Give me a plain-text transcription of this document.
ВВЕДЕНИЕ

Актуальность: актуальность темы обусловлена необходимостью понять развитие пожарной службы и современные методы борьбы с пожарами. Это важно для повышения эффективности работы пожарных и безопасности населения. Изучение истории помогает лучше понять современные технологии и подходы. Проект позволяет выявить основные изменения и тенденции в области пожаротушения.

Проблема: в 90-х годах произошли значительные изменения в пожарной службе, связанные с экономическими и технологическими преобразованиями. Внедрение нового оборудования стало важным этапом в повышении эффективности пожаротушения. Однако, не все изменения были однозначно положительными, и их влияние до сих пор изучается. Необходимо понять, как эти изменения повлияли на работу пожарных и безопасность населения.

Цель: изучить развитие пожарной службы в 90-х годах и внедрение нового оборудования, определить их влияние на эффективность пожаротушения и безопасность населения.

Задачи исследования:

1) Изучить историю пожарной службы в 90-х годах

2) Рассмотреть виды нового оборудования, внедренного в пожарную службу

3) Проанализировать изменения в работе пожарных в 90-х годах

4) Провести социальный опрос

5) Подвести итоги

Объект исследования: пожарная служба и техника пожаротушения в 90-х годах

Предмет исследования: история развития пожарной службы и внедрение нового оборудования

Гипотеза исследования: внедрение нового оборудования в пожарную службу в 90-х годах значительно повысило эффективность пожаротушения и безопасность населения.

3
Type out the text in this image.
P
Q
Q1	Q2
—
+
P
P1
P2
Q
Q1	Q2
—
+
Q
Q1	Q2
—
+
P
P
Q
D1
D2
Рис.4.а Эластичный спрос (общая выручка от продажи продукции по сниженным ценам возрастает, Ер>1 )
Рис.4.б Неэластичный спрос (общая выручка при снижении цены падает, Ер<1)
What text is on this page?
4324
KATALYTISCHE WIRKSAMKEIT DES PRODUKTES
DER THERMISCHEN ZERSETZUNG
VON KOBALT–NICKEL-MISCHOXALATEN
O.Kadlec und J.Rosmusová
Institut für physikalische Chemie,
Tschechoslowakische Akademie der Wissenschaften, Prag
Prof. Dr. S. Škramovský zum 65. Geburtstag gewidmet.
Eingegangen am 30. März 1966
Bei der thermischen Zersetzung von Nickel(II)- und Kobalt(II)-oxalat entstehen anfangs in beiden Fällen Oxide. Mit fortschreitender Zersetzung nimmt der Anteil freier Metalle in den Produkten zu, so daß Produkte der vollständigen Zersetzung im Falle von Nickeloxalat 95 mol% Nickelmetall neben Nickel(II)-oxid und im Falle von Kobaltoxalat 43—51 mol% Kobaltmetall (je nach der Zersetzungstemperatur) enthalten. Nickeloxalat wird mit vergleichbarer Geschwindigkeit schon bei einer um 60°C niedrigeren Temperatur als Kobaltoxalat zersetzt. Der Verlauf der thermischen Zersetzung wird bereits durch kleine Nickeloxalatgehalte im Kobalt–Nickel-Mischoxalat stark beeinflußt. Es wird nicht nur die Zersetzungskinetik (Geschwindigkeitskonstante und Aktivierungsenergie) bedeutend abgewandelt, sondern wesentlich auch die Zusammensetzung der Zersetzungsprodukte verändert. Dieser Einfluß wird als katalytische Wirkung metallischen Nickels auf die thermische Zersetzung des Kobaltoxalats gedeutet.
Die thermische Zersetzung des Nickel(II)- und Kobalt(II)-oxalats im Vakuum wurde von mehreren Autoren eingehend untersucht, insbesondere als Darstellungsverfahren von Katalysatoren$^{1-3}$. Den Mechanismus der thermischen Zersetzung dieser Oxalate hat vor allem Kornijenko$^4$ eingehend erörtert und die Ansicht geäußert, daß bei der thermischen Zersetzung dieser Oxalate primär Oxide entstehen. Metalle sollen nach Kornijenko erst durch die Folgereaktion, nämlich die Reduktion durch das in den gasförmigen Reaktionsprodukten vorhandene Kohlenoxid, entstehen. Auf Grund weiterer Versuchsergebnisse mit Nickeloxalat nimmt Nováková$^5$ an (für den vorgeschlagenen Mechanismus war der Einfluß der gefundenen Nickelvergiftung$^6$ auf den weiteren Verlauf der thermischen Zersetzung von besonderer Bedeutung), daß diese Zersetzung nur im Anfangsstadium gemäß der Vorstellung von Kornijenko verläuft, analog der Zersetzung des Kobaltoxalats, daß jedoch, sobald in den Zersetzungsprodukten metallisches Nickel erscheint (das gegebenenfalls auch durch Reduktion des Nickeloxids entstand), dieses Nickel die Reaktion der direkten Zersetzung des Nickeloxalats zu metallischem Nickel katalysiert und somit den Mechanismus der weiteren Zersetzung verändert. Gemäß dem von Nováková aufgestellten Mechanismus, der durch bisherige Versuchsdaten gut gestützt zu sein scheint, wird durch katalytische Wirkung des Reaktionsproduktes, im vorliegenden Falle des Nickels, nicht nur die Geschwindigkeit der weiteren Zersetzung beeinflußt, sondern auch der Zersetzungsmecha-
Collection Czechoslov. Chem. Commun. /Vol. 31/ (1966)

+-------+

● **WHAT NEEDS TO BE DONE**
Go through the records above, find every line with the word "text", and list those lines.

● **EXERCISE OUTPUT**
Give me a plain-text transcription of this document.
Type out the text in this image.
What text is on this page?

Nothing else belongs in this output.